**Reading text:**
[Start of section]

Estimates place 60%-70% of all back pain as resulting from muscle strain.

Muscle strength

Your musculo-skeletal system needs a basic amount of strength and stamina in order to protect itself against back pain. In turn, your muscles require a good supply of blood and energy in order to perform and protect at peak performance. Poor posture or muscle spasms can deprive back muscle structures of much-needed blood and oxygen.

For example, sitting and bending forward (i.e., typing at a computer) creates inactivity in two of the three muscle groups which support your back (abdominal and hip flexors) and, therefore, detrains and weakens important protective systems. If this posture continues, muscles become painful, weak, inelastic, and shortened.

Muscle imbalance

Often, joint-muscles are imbalanced. For instance, the flexors may be tauter and shorter than the extensors, such that the joint cannot fully straighten; or, the rotator-muscles in one direction may be stronger than those in the other direction (i.e., from one-sided sports like golf). These unequal forces weaken the joint, making it vulnerable to injuries. This imbalance can cause pain.

Inversion can help

Inversion gently stretches your back muscles, helping to increase the supply of blood and oxygen to your back muscles. With a regular inversion program of stretching and strengthening, the muscle groups can be balanced, keeping your back protected.

[End of section]

**Dataset records:**
[Start of section]

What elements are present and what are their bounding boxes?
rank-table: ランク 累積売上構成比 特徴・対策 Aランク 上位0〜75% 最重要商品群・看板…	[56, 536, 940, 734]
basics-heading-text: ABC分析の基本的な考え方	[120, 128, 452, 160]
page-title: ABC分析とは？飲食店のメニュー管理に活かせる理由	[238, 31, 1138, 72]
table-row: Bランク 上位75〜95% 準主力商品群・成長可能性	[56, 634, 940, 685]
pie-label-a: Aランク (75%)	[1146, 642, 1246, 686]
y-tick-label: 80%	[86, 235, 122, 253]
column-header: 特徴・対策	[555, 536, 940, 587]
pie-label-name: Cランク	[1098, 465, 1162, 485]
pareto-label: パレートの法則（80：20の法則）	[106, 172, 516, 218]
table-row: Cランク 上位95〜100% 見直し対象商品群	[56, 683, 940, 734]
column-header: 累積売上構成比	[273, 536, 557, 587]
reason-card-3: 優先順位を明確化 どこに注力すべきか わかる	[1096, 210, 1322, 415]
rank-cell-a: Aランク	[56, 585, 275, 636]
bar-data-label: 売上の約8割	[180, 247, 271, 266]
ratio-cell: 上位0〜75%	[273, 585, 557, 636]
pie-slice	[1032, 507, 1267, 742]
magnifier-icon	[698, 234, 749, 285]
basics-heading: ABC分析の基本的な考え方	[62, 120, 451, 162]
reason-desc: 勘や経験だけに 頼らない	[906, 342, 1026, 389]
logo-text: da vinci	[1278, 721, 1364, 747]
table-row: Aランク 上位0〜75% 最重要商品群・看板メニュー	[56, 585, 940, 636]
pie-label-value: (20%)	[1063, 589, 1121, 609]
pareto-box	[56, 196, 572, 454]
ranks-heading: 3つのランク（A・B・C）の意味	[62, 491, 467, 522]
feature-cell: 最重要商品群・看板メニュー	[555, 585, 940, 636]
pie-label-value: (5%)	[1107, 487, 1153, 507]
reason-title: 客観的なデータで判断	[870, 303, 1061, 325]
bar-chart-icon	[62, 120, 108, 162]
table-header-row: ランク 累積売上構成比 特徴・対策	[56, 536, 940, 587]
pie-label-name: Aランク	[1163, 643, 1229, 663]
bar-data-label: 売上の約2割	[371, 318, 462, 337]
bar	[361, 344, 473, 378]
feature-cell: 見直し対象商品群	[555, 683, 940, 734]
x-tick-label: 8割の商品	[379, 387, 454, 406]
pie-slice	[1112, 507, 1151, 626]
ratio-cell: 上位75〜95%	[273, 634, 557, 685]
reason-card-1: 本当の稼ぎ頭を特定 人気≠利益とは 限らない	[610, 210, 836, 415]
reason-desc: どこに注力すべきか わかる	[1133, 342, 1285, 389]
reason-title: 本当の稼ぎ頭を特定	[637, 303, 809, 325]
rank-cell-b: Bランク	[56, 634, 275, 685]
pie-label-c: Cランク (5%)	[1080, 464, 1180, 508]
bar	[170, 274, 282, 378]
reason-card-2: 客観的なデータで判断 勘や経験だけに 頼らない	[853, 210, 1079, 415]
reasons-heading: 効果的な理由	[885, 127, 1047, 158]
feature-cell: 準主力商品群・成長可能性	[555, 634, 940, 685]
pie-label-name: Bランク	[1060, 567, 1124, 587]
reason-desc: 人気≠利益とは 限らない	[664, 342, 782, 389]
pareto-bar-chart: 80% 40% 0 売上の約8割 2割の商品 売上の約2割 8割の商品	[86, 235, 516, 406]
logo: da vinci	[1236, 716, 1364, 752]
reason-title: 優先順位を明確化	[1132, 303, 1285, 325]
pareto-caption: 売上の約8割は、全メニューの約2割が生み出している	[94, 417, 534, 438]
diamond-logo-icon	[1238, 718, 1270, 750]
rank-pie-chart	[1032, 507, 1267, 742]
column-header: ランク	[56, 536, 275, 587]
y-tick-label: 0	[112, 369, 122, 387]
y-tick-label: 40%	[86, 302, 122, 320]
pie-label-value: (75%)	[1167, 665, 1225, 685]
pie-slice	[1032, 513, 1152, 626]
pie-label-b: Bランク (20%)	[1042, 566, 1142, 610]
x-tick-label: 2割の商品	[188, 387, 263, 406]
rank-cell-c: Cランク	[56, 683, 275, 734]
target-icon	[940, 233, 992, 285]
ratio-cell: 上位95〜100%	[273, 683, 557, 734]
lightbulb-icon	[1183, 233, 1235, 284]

[End of section]

**Problem to solve:** Pick up the passage on back pain and inversion after its last sentence and continue it.

**Exercise result:**
Summary

  • Muscles require regular exercise for posture maintenance.
  • Various one-sided activities (i.e. golf or racquet sports) can cause muscles imbalance.
  • Inversion provides gentle stretching to increase the supply of blood and oxygen to muscles and strengthen them.
  • Inversion rebalances back muscles and thus improves body alignment (posture).

Poor flexibility

Muscles and ligaments require regular movement, without which becoming stiff and inflexible.

As you age, your discs become thinner, straining the intervertebral joints and creating pressure. The ligaments which used to firmly support the spine become slack, and joints considerably loosen. It is comparable to a worn machine with a loose drive-belt or pulley, where any undue strain risks throwing something out of alignment. Throughout your life you create muscle stress by bending the spine too far, placing too much pressure on the spine while bent, or bending too repeatedly.

Ligaments have a limited blood supply and, as a result, heal slowly. Sometimes they simply fail to heal completely, leaving scar tissue. Scar tissue is weaker and less flexible than regular tissue, and leaves the area stiff and vulnerable. This is how your back ages and becomes more inflexible. Without consistent stretching, ligaments stiffen and may increase the risk of painful injury.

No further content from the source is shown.